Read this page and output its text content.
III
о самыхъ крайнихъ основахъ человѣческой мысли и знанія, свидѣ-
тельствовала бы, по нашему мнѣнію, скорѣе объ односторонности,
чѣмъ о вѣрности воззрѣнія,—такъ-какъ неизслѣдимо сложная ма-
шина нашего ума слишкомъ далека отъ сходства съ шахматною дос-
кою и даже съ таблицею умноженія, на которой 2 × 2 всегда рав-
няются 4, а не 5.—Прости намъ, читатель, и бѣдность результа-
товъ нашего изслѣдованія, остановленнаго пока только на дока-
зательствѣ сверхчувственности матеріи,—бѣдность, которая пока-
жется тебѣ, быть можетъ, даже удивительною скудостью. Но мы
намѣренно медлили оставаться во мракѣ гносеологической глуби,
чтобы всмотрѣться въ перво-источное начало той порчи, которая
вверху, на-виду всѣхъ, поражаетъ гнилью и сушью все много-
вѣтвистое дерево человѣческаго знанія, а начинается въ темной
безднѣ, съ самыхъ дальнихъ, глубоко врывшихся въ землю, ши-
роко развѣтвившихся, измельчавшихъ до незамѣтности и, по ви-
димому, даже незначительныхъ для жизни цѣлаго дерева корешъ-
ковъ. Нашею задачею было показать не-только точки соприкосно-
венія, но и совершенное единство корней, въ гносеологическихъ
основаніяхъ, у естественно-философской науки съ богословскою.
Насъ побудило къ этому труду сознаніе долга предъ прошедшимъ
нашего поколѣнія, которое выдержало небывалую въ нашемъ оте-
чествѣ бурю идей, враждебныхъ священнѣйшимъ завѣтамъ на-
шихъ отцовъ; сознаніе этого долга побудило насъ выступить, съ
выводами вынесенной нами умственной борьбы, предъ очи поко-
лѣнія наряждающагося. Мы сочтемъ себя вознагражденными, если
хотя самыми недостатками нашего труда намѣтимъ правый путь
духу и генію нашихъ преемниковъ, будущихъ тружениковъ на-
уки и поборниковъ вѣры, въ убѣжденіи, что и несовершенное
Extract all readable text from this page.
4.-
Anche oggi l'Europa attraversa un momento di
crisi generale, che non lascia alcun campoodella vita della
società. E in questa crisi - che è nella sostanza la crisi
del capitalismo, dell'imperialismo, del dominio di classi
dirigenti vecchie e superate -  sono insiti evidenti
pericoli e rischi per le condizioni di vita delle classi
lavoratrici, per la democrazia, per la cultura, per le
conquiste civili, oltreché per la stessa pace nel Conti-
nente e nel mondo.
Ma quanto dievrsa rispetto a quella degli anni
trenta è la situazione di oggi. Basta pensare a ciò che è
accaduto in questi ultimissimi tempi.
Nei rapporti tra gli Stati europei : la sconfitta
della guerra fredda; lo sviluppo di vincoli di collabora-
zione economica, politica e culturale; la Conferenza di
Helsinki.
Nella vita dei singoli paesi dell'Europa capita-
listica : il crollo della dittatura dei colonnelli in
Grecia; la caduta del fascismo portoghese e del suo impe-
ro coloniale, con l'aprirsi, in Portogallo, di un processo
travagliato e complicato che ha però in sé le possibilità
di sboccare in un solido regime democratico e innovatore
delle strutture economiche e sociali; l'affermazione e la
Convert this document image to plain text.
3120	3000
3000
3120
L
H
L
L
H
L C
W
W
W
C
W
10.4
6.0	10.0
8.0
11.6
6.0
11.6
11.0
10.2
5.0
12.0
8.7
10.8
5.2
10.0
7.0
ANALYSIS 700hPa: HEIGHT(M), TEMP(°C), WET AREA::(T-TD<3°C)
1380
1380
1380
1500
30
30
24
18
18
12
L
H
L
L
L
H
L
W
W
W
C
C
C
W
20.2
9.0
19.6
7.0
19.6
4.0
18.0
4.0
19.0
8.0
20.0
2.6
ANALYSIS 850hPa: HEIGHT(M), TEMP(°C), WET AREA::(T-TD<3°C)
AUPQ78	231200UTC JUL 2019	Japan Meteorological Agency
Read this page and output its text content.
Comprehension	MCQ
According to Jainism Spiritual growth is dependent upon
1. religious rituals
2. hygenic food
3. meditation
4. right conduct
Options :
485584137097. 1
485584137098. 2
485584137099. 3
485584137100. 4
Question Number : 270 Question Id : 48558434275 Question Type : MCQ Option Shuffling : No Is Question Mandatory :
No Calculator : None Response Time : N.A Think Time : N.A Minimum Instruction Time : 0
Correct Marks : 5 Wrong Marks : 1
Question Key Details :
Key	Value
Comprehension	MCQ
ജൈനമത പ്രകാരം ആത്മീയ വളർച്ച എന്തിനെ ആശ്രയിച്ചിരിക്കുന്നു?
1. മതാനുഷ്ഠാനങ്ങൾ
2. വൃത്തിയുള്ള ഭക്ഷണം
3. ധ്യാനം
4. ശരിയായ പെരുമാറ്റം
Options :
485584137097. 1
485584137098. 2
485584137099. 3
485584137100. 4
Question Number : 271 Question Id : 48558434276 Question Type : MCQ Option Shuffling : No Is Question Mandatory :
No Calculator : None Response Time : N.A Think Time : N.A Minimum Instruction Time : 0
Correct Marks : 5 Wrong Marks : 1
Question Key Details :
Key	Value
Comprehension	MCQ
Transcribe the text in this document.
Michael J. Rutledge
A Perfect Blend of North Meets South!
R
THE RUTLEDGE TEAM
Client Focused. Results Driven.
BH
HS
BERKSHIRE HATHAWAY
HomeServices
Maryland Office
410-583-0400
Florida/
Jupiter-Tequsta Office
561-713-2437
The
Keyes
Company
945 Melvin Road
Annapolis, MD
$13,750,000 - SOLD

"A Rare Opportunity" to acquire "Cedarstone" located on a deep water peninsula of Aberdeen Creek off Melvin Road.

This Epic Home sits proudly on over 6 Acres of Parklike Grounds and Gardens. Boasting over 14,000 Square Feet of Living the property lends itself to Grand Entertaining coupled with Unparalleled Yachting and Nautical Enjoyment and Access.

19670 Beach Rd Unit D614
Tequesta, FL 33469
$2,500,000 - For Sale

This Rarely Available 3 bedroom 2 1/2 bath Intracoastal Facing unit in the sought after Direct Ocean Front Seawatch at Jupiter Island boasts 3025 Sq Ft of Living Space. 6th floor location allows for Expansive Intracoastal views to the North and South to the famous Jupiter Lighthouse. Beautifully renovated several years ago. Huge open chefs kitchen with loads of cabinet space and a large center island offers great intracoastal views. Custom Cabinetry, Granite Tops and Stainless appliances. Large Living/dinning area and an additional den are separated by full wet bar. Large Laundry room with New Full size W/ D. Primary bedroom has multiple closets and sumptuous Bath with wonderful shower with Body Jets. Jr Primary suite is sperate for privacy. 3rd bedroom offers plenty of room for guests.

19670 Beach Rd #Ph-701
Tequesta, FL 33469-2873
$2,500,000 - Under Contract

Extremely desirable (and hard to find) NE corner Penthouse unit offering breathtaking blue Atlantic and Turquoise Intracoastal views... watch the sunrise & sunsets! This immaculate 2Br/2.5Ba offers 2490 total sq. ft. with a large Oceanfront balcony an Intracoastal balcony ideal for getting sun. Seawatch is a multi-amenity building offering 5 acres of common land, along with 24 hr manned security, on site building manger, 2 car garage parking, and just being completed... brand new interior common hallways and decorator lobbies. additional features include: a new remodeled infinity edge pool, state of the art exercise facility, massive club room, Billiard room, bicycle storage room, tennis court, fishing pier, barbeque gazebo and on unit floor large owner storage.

__WHAT YOU HAVE TO DO__. Identify each line in the records above containing the word "долга"; copy those lines.

__EXERCISE OUTPUT__.
Насъ побудило къ этому труду сознаніе долга предъ прошедшимъ
шихъ отцовъ; сознаніе этого долга побудило насъ выступить, съ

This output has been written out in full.